▸ **The request**
Only the pictures are omitted; repeat all other data exactly.

•••••

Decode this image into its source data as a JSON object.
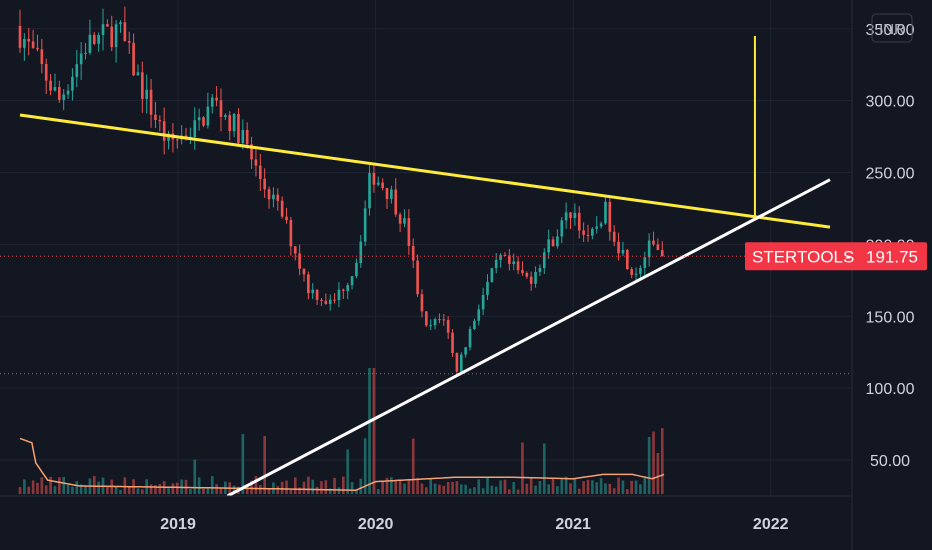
{
  "currency": "INR",
  "chart_data": {
    "type": "candlestick",
    "symbol": "STERTOOLS",
    "last_price": "191.75",
    "last_price_value": 191.75,
    "price_ticks": [
      "350.00",
      "300.00",
      "250.00",
      "200.00",
      "150.00",
      "100.00",
      "50.00"
    ],
    "price_tick_values": [
      350,
      300,
      250,
      200,
      150,
      100,
      50
    ],
    "time_ticks": [
      "2019",
      "2020",
      "2021",
      "2022"
    ],
    "time_tick_values": [
      2019.0,
      2020.0,
      2021.0,
      2022.0
    ],
    "x_range": [
      2018.2,
      2022.3
    ],
    "y_range": [
      25,
      370
    ],
    "reference_price": 110,
    "series_anchors": [
      [
        2018.2,
        352
      ],
      [
        2018.3,
        330
      ],
      [
        2018.42,
        300
      ],
      [
        2018.55,
        338
      ],
      [
        2018.72,
        350
      ],
      [
        2018.85,
        305
      ],
      [
        2018.97,
        270
      ],
      [
        2019.12,
        282
      ],
      [
        2019.2,
        300
      ],
      [
        2019.35,
        275
      ],
      [
        2019.42,
        250
      ],
      [
        2019.55,
        220
      ],
      [
        2019.68,
        170
      ],
      [
        2019.8,
        158
      ],
      [
        2019.92,
        185
      ],
      [
        2020.0,
        250
      ],
      [
        2020.1,
        235
      ],
      [
        2020.18,
        210
      ],
      [
        2020.27,
        140
      ],
      [
        2020.37,
        150
      ],
      [
        2020.43,
        112
      ],
      [
        2020.55,
        160
      ],
      [
        2020.65,
        190
      ],
      [
        2020.8,
        175
      ],
      [
        2020.9,
        200
      ],
      [
        2021.02,
        225
      ],
      [
        2021.1,
        200
      ],
      [
        2021.18,
        225
      ],
      [
        2021.25,
        200
      ],
      [
        2021.33,
        180
      ],
      [
        2021.42,
        200
      ],
      [
        2021.46,
        192
      ]
    ],
    "trendlines": [
      {
        "color": "#ffeb3b",
        "from": [
          2018.2,
          290
        ],
        "to": [
          2022.3,
          212
        ]
      },
      {
        "color": "#ffffff",
        "from": [
          2019.25,
          25
        ],
        "to": [
          2022.3,
          245
        ]
      }
    ],
    "target_marker": {
      "color": "#ffeb3b",
      "x": 2021.92,
      "y_from": 218,
      "y_to": 345
    },
    "volume_ma_anchors": [
      [
        2018.2,
        65
      ],
      [
        2018.26,
        62
      ],
      [
        2018.28,
        48
      ],
      [
        2018.34,
        36
      ],
      [
        2018.5,
        32
      ],
      [
        2019.0,
        31
      ],
      [
        2019.5,
        30
      ],
      [
        2019.9,
        29
      ],
      [
        2020.0,
        35
      ],
      [
        2020.4,
        38
      ],
      [
        2020.7,
        38
      ],
      [
        2021.0,
        37
      ],
      [
        2021.15,
        40
      ],
      [
        2021.3,
        40
      ],
      [
        2021.4,
        37
      ],
      [
        2021.46,
        40
      ]
    ],
    "colors": {
      "up": "#26a69a",
      "down": "#ef5350",
      "background": "#131722",
      "grid": "#1f2433",
      "price_tag": "#f23645"
    }
  }
}
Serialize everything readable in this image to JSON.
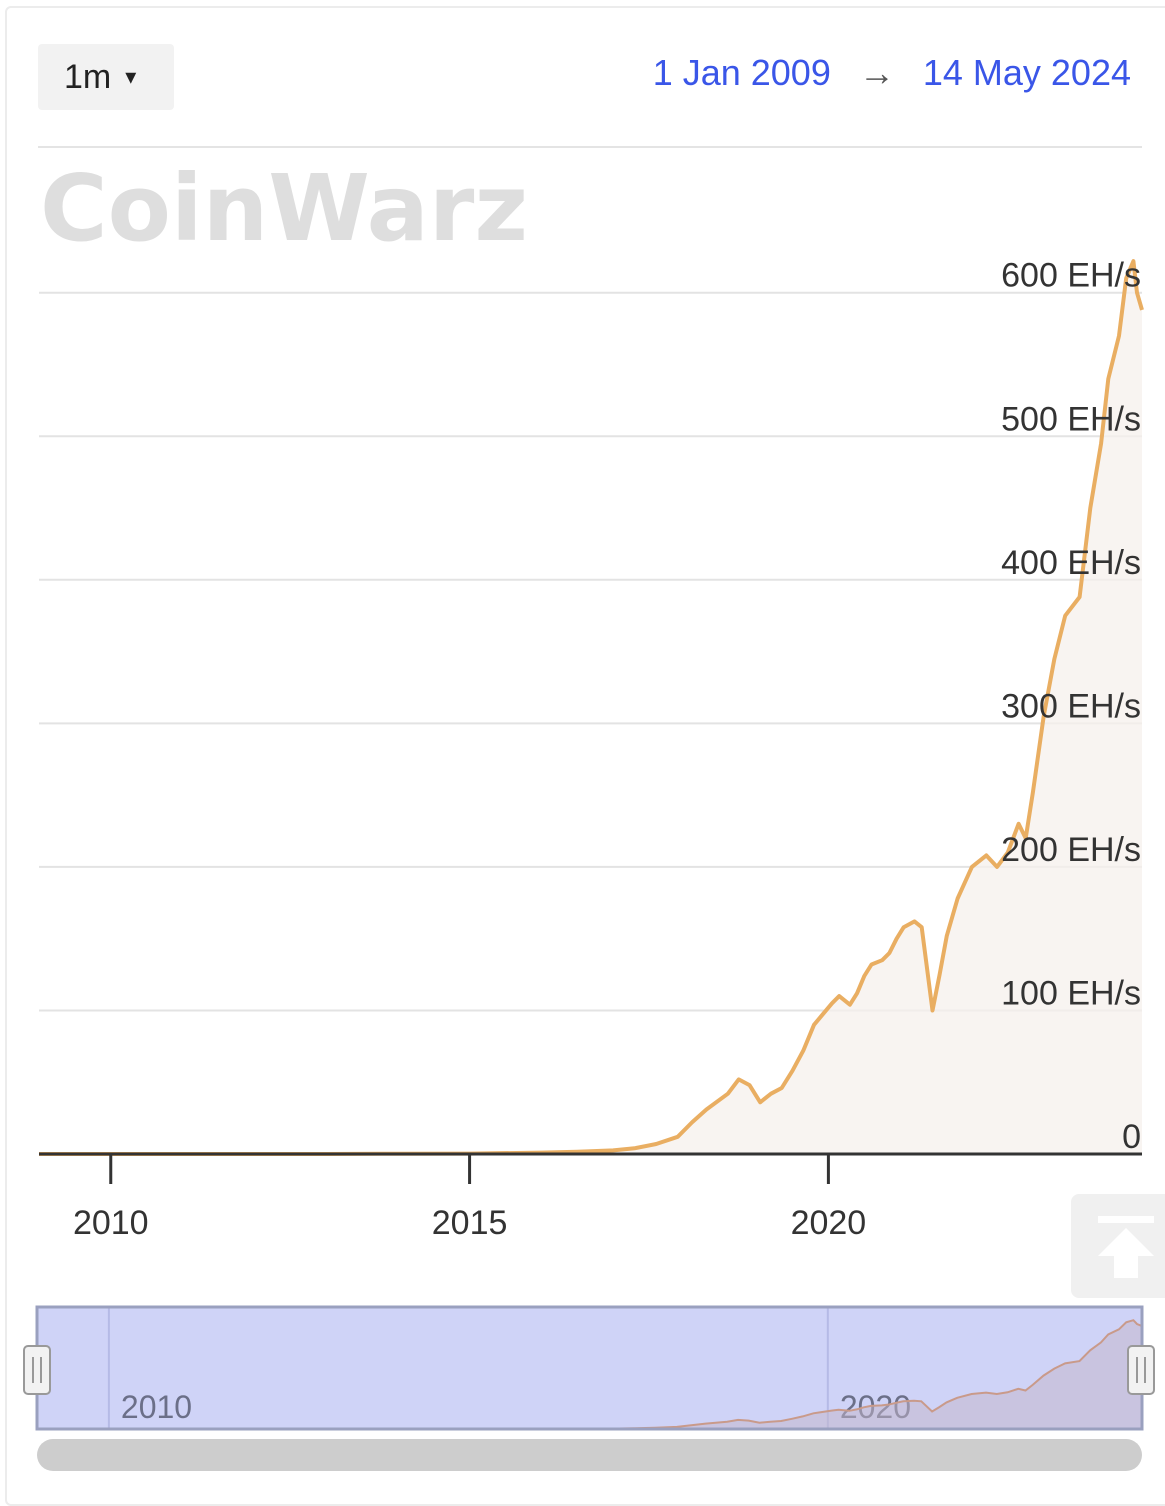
{
  "controls": {
    "interval_label": "1m",
    "caret": "▾",
    "date_from": "1 Jan 2009",
    "arrow": "→",
    "date_to": "14 May 2024"
  },
  "watermark": "CoinWarz",
  "icons": {
    "scroll_top": "arrow-up-icon",
    "dropdown": "caret-down-icon"
  },
  "colors": {
    "line": "#e9ae62",
    "area": "#f5f0ec",
    "navigator_mask": "#cfd3f7",
    "navigator_border": "#9aa0bf",
    "link": "#3a56e8"
  },
  "chart_data": {
    "type": "area",
    "title": "",
    "xlabel": "",
    "ylabel": "",
    "unit": "EH/s",
    "x_range": [
      2009.0,
      2024.37
    ],
    "ylim": [
      0,
      630
    ],
    "y_ticks": [
      {
        "value": 0,
        "label": "0"
      },
      {
        "value": 100,
        "label": "100 EH/s"
      },
      {
        "value": 200,
        "label": "200 EH/s"
      },
      {
        "value": 300,
        "label": "300 EH/s"
      },
      {
        "value": 400,
        "label": "400 EH/s"
      },
      {
        "value": 500,
        "label": "500 EH/s"
      },
      {
        "value": 600,
        "label": "600 EH/s"
      }
    ],
    "x_ticks": [
      {
        "value": 2010,
        "label": "2010"
      },
      {
        "value": 2015,
        "label": "2015"
      },
      {
        "value": 2020,
        "label": "2020"
      }
    ],
    "navigator_ticks": [
      {
        "value": 2010,
        "label": "2010"
      },
      {
        "value": 2020,
        "label": "2020"
      }
    ],
    "grid": true,
    "series": [
      {
        "x": [
          2009.0,
          2010.0,
          2011.0,
          2012.0,
          2013.0,
          2014.0,
          2015.0,
          2016.0,
          2016.5,
          2017.0,
          2017.3,
          2017.6,
          2017.9,
          2018.1,
          2018.3,
          2018.6,
          2018.75,
          2018.9,
          2019.05,
          2019.2,
          2019.35,
          2019.5,
          2019.65,
          2019.8,
          2019.9,
          2020.05,
          2020.15,
          2020.3,
          2020.4,
          2020.5,
          2020.6,
          2020.75,
          2020.85,
          2020.95,
          2021.05,
          2021.2,
          2021.3,
          2021.45,
          2021.55,
          2021.65,
          2021.8,
          2022.0,
          2022.2,
          2022.35,
          2022.5,
          2022.65,
          2022.75,
          2022.85,
          2023.0,
          2023.15,
          2023.3,
          2023.5,
          2023.65,
          2023.8,
          2023.9,
          2024.05,
          2024.15,
          2024.25,
          2024.3,
          2024.37
        ],
        "values": [
          0,
          0,
          0,
          0,
          0,
          0.2,
          0.3,
          1,
          1.5,
          2.5,
          4,
          7,
          12,
          22,
          31,
          42,
          52,
          48,
          36,
          42,
          46,
          58,
          72,
          90,
          96,
          105,
          110,
          104,
          112,
          124,
          132,
          135,
          140,
          150,
          158,
          162,
          158,
          100,
          125,
          152,
          178,
          200,
          208,
          200,
          210,
          230,
          220,
          252,
          305,
          345,
          375,
          388,
          450,
          495,
          540,
          570,
          610,
          622,
          600,
          588
        ]
      }
    ]
  }
}
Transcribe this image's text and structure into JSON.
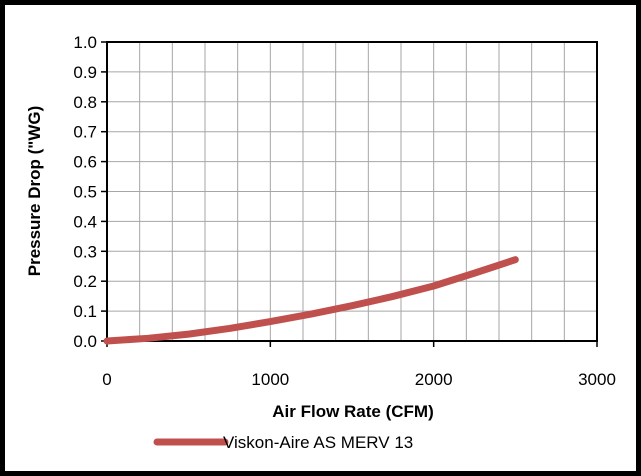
{
  "chart_data": {
    "type": "line",
    "xlabel": "Air Flow Rate (CFM)",
    "ylabel": "Pressure Drop (\"WG)",
    "xlim": [
      0,
      3000
    ],
    "ylim": [
      0,
      1.0
    ],
    "x_ticks": [
      "0",
      "1000",
      "2000",
      "3000"
    ],
    "y_ticks": [
      "0.0",
      "0.1",
      "0.2",
      "0.3",
      "0.4",
      "0.5",
      "0.6",
      "0.7",
      "0.8",
      "0.9",
      "1.0"
    ],
    "x_minor_step": 200,
    "y_step": 0.1,
    "grid": true,
    "legend_position": "bottom",
    "colors": {
      "series": "#C0504D",
      "grid": "#A6A6A6",
      "axis": "#000000"
    },
    "series": [
      {
        "name": "Viskon-Aire AS MERV 13",
        "x": [
          0,
          250,
          500,
          750,
          1000,
          1250,
          1500,
          1750,
          2000,
          2250,
          2500
        ],
        "y": [
          0.0,
          0.009,
          0.023,
          0.042,
          0.065,
          0.09,
          0.118,
          0.149,
          0.184,
          0.227,
          0.272
        ]
      }
    ]
  }
}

•••••

▸ **Task output**
Decode this image into its source data as a JSON object.
{
  "currency": "INR",
  "chart_data": {
    "type": "candlestick",
    "symbol": "STERTOOLS",
    "last_price": "191.75",
    "last_price_value": 191.75,
    "price_ticks": [
      "350.00",
      "300.00",
      "250.00",
      "200.00",
      "150.00",
      "100.00",
      "50.00"
    ],
    "price_tick_values": [
      350,
      300,
      250,
      200,
      150,
      100,
      50
    ],
    "time_ticks": [
      "2019",
      "2020",
      "2021",
      "2022"
    ],
    "time_tick_values": [
      2019.0,
      2020.0,
      2021.0,
      2022.0
    ],
    "x_range": [
      2018.2,
      2022.3
    ],
    "y_range": [
      25,
      370
    ],
    "reference_price": 110,
    "series_anchors": [
      [
        2018.2,
        352
      ],
      [
        2018.3,
        330
      ],
      [
        2018.42,
        300
      ],
      [
        2018.55,
        338
      ],
      [
        2018.72,
        350
      ],
      [
        2018.85,
        305
      ],
      [
        2018.97,
        270
      ],
      [
        2019.12,
        282
      ],
      [
        2019.2,
        300
      ],
      [
        2019.35,
        275
      ],
      [
        2019.42,
        250
      ],
      [
        2019.55,
        220
      ],
      [
        2019.68,
        170
      ],
      [
        2019.8,
        158
      ],
      [
        2019.92,
        185
      ],
      [
        2020.0,
        250
      ],
      [
        2020.1,
        235
      ],
      [
        2020.18,
        210
      ],
      [
        2020.27,
        140
      ],
      [
        2020.37,
        150
      ],
      [
        2020.43,
        112
      ],
      [
        2020.55,
        160
      ],
      [
        2020.65,
        190
      ],
      [
        2020.8,
        175
      ],
      [
        2020.9,
        200
      ],
      [
        2021.02,
        225
      ],
      [
        2021.1,
        200
      ],
      [
        2021.18,
        225
      ],
      [
        2021.25,
        200
      ],
      [
        2021.33,
        180
      ],
      [
        2021.42,
        200
      ],
      [
        2021.46,
        192
      ]
    ],
    "trendlines": [
      {
        "color": "#ffeb3b",
        "from": [
          2018.2,
          290
        ],
        "to": [
          2022.3,
          212
        ]
      },
      {
        "color": "#ffffff",
        "from": [
          2019.25,
          25
        ],
        "to": [
          2022.3,
          245
        ]
      }
    ],
    "target_marker": {
      "color": "#ffeb3b",
      "x": 2021.92,
      "y_from": 218,
      "y_to": 345
    },
    "volume_ma_anchors": [
      [
        2018.2,
        65
      ],
      [
        2018.26,
        62
      ],
      [
        2018.28,
        48
      ],
      [
        2018.34,
        36
      ],
      [
        2018.5,
        32
      ],
      [
        2019.0,
        31
      ],
      [
        2019.5,
        30
      ],
      [
        2019.9,
        29
      ],
      [
        2020.0,
        35
      ],
      [
        2020.4,
        38
      ],
      [
        2020.7,
        38
      ],
      [
        2021.0,
        37
      ],
      [
        2021.15,
        40
      ],
      [
        2021.3,
        40
      ],
      [
        2021.4,
        37
      ],
      [
        2021.46,
        40
      ]
    ],
    "colors": {
      "up": "#26a69a",
      "down": "#ef5350",
      "background": "#131722",
      "grid": "#1f2433",
      "price_tag": "#f23645"
    }
  }
}
Serialize everything readable in this image to JSON.
{
  "controls": {
    "interval_label": "1m",
    "caret": "▾",
    "date_from": "1 Jan 2009",
    "arrow": "→",
    "date_to": "14 May 2024"
  },
  "watermark": "CoinWarz",
  "icons": {
    "scroll_top": "arrow-up-icon",
    "dropdown": "caret-down-icon"
  },
  "colors": {
    "line": "#e9ae62",
    "area": "#f5f0ec",
    "navigator_mask": "#cfd3f7",
    "navigator_border": "#9aa0bf",
    "link": "#3a56e8"
  },
  "chart_data": {
    "type": "area",
    "title": "",
    "xlabel": "",
    "ylabel": "",
    "unit": "EH/s",
    "x_range": [
      2009.0,
      2024.37
    ],
    "ylim": [
      0,
      630
    ],
    "y_ticks": [
      {
        "value": 0,
        "label": "0"
      },
      {
        "value": 100,
        "label": "100 EH/s"
      },
      {
        "value": 200,
        "label": "200 EH/s"
      },
      {
        "value": 300,
        "label": "300 EH/s"
      },
      {
        "value": 400,
        "label": "400 EH/s"
      },
      {
        "value": 500,
        "label": "500 EH/s"
      },
      {
        "value": 600,
        "label": "600 EH/s"
      }
    ],
    "x_ticks": [
      {
        "value": 2010,
        "label": "2010"
      },
      {
        "value": 2015,
        "label": "2015"
      },
      {
        "value": 2020,
        "label": "2020"
      }
    ],
    "navigator_ticks": [
      {
        "value": 2010,
        "label": "2010"
      },
      {
        "value": 2020,
        "label": "2020"
      }
    ],
    "grid": true,
    "series": [
      {
        "x": [
          2009.0,
          2010.0,
          2011.0,
          2012.0,
          2013.0,
          2014.0,
          2015.0,
          2016.0,
          2016.5,
          2017.0,
          2017.3,
          2017.6,
          2017.9,
          2018.1,
          2018.3,
          2018.6,
          2018.75,
          2018.9,
          2019.05,
          2019.2,
          2019.35,
          2019.5,
          2019.65,
          2019.8,
          2019.9,
          2020.05,
          2020.15,
          2020.3,
          2020.4,
          2020.5,
          2020.6,
          2020.75,
          2020.85,
          2020.95,
          2021.05,
          2021.2,
          2021.3,
          2021.45,
          2021.55,
          2021.65,
          2021.8,
          2022.0,
          2022.2,
          2022.35,
          2022.5,
          2022.65,
          2022.75,
          2022.85,
          2023.0,
          2023.15,
          2023.3,
          2023.5,
          2023.65,
          2023.8,
          2023.9,
          2024.05,
          2024.15,
          2024.25,
          2024.3,
          2024.37
        ],
        "values": [
          0,
          0,
          0,
          0,
          0,
          0.2,
          0.3,
          1,
          1.5,
          2.5,
          4,
          7,
          12,
          22,
          31,
          42,
          52,
          48,
          36,
          42,
          46,
          58,
          72,
          90,
          96,
          105,
          110,
          104,
          112,
          124,
          132,
          135,
          140,
          150,
          158,
          162,
          158,
          100,
          125,
          152,
          178,
          200,
          208,
          200,
          210,
          230,
          220,
          252,
          305,
          345,
          375,
          388,
          450,
          495,
          540,
          570,
          610,
          622,
          600,
          588
        ]
      }
    ]
  }
}
Transcribe this image's text and structure into JSON.
{
  "chart_data": {
    "type": "line",
    "xlabel": "Air Flow Rate (CFM)",
    "ylabel": "Pressure Drop (\"WG)",
    "xlim": [
      0,
      3000
    ],
    "ylim": [
      0,
      1.0
    ],
    "x_ticks": [
      "0",
      "1000",
      "2000",
      "3000"
    ],
    "y_ticks": [
      "0.0",
      "0.1",
      "0.2",
      "0.3",
      "0.4",
      "0.5",
      "0.6",
      "0.7",
      "0.8",
      "0.9",
      "1.0"
    ],
    "x_minor_step": 200,
    "y_step": 0.1,
    "grid": true,
    "legend_position": "bottom",
    "colors": {
      "series": "#C0504D",
      "grid": "#A6A6A6",
      "axis": "#000000"
    },
    "series": [
      {
        "name": "Viskon-Aire AS MERV 13",
        "x": [
          0,
          250,
          500,
          750,
          1000,
          1250,
          1500,
          1750,
          2000,
          2250,
          2500
        ],
        "y": [
          0.0,
          0.009,
          0.023,
          0.042,
          0.065,
          0.09,
          0.118,
          0.149,
          0.184,
          0.227,
          0.272
        ]
      }
    ]
  }
}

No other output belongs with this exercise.